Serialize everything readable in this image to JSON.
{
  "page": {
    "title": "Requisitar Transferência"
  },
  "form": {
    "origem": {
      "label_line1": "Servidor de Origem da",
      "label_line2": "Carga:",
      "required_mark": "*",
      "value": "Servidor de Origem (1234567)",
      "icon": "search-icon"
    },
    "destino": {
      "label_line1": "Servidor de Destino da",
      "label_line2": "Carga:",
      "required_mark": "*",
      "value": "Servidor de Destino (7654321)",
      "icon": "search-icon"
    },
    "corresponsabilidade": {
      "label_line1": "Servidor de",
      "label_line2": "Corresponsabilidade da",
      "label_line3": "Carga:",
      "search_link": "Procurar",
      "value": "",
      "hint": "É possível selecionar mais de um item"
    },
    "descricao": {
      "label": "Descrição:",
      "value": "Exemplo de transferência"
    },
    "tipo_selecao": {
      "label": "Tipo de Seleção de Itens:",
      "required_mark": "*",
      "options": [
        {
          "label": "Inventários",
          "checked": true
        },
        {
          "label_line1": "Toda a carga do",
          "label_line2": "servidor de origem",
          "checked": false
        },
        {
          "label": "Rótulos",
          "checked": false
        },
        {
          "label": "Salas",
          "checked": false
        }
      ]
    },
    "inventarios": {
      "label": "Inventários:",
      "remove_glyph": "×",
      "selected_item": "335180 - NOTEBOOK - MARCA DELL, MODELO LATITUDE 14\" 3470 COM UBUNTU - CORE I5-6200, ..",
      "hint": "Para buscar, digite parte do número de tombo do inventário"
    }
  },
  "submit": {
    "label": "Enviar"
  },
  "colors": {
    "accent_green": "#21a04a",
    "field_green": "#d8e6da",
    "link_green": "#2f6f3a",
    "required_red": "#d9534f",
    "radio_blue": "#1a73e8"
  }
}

---

Task brief
Repeat all the records. Match each line exactly.

Output for this task
Serialize everything readable in this image to JSON.
{
  "page": {
    "title": "Requisitar Transferência"
  },
  "form": {
    "origem": {
      "label_line1": "Servidor de Origem da",
      "label_line2": "Carga:",
      "required_mark": "*",
      "value": "Servidor de Origem (1234567)",
      "icon": "search-icon"
    },
    "destino": {
      "label_line1": "Servidor de Destino da",
      "label_line2": "Carga:",
      "required_mark": "*",
      "value": "Servidor de Destino (7654321)",
      "icon": "search-icon"
    },
    "corresponsabilidade": {
      "label_line1": "Servidor de",
      "label_line2": "Corresponsabilidade da",
      "label_line3": "Carga:",
      "search_link": "Procurar",
      "value": "",
      "hint": "É possível selecionar mais de um item"
    },
    "descricao": {
      "label": "Descrição:",
      "value": "Exemplo de transferência"
    },
    "tipo_selecao": {
      "label": "Tipo de Seleção de Itens:",
      "required_mark": "*",
      "options": [
        {
          "label": "Inventários",
          "checked": true
        },
        {
          "label_line1": "Toda a carga do",
          "label_line2": "servidor de origem",
          "checked": false
        },
        {
          "label": "Rótulos",
          "checked": false
        },
        {
          "label": "Salas",
          "checked": false
        }
      ]
    },
    "inventarios": {
      "label": "Inventários:",
      "remove_glyph": "×",
      "selected_item": "335180 - NOTEBOOK - MARCA DELL, MODELO LATITUDE 14\" 3470 COM UBUNTU - CORE I5-6200, ..",
      "hint": "Para buscar, digite parte do número de tombo do inventário"
    }
  },
  "submit": {
    "label": "Enviar"
  },
  "colors": {
    "accent_green": "#21a04a",
    "field_green": "#d8e6da",
    "link_green": "#2f6f3a",
    "required_red": "#d9534f",
    "radio_blue": "#1a73e8"
  }
}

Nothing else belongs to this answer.